Saved data entries
--------------------------------------------------

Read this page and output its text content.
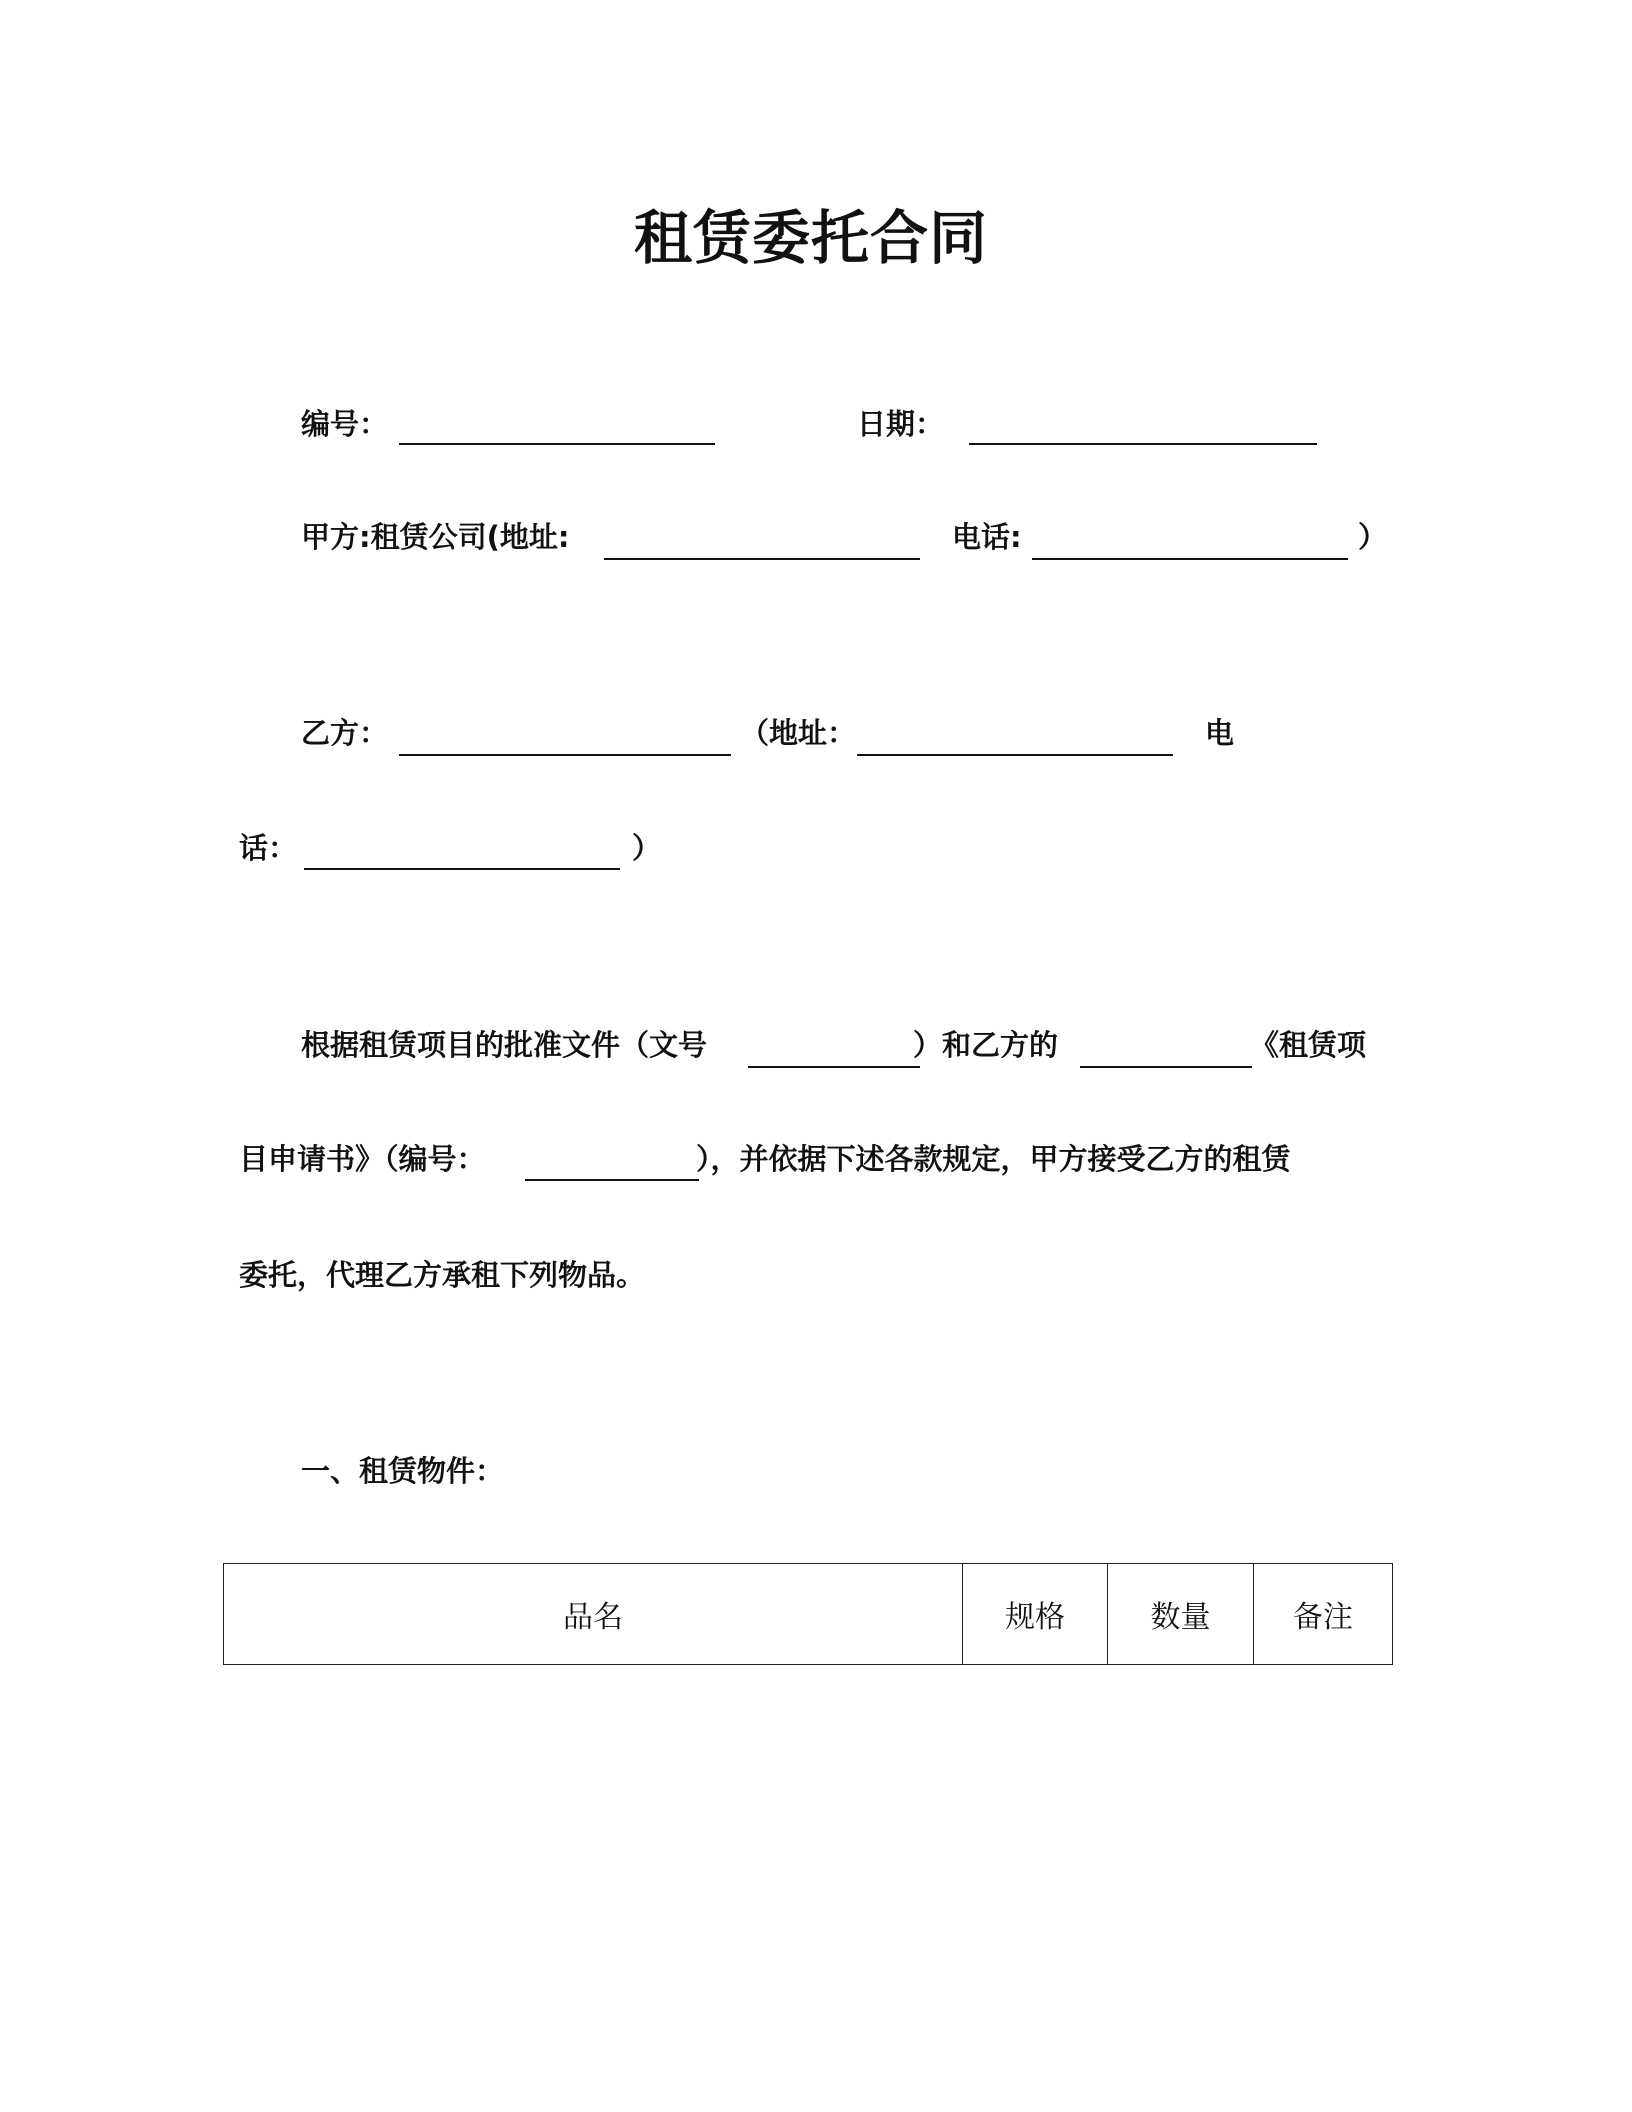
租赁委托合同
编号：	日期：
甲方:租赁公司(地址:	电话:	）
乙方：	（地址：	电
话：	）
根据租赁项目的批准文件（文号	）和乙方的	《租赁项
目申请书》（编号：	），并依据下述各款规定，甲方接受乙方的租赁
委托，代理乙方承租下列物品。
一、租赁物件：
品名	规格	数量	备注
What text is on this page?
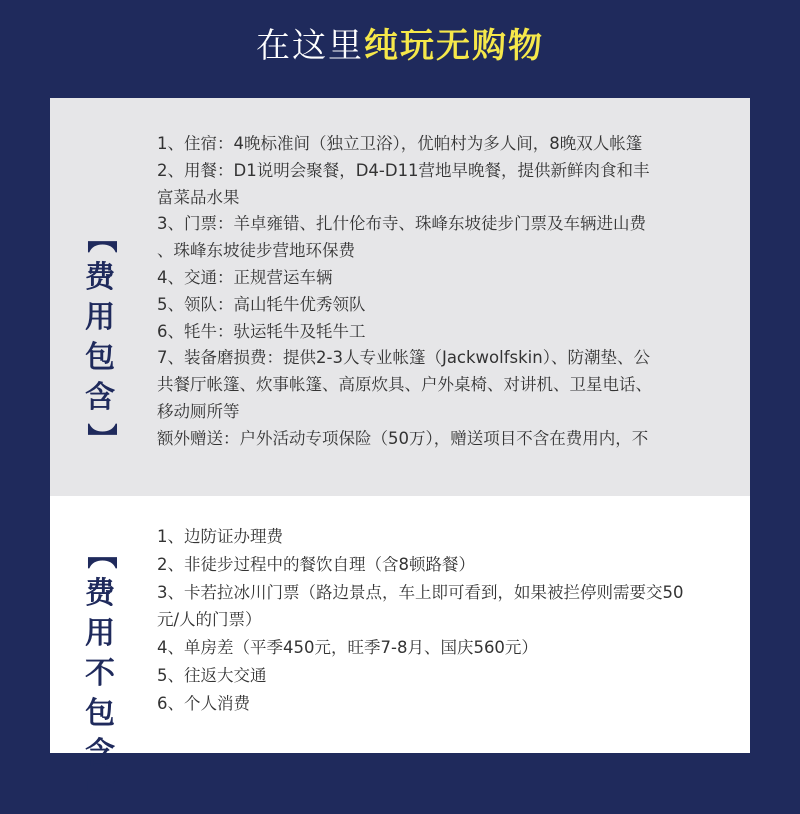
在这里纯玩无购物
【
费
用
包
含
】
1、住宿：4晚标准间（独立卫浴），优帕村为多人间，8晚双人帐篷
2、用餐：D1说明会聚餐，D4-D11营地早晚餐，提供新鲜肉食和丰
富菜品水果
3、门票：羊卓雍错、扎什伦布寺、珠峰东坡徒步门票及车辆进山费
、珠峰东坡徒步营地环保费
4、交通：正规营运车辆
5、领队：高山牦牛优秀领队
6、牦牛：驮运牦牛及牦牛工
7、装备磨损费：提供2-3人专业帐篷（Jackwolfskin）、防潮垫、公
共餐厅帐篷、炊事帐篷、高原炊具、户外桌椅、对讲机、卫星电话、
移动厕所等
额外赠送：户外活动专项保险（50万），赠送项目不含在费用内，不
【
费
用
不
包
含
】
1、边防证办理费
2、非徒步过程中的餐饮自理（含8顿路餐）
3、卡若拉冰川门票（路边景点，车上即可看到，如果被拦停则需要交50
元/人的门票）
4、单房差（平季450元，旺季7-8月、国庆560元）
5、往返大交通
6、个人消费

--------------------------------------------------

• [EXERCISE OBJECTIVE]:
Leave out the pictures and give the rest of the records again exactly.

• [OUTPUT]:
Read this page and output its text content.
租赁委托合同
编号：	日期：
甲方:租赁公司(地址:	电话:	）
乙方：	（地址：	电
话：	）
根据租赁项目的批准文件（文号	）和乙方的	《租赁项
目申请书》（编号：	），并依据下述各款规定，甲方接受乙方的租赁
委托，代理乙方承租下列物品。
一、租赁物件：
品名	规格	数量	备注
What text is on this page?
在这里纯玩无购物
【
费
用
包
含
】
1、住宿：4晚标准间（独立卫浴），优帕村为多人间，8晚双人帐篷
2、用餐：D1说明会聚餐，D4-D11营地早晚餐，提供新鲜肉食和丰
富菜品水果
3、门票：羊卓雍错、扎什伦布寺、珠峰东坡徒步门票及车辆进山费
、珠峰东坡徒步营地环保费
4、交通：正规营运车辆
5、领队：高山牦牛优秀领队
6、牦牛：驮运牦牛及牦牛工
7、装备磨损费：提供2-3人专业帐篷（Jackwolfskin）、防潮垫、公
共餐厅帐篷、炊事帐篷、高原炊具、户外桌椅、对讲机、卫星电话、
移动厕所等
额外赠送：户外活动专项保险（50万），赠送项目不含在费用内，不
【
费
用
不
包
含
】
1、边防证办理费
2、非徒步过程中的餐饮自理（含8顿路餐）
3、卡若拉冰川门票（路边景点，车上即可看到，如果被拦停则需要交50
元/人的门票）
4、单房差（平季450元，旺季7-8月、国庆560元）
5、往返大交通
6、个人消费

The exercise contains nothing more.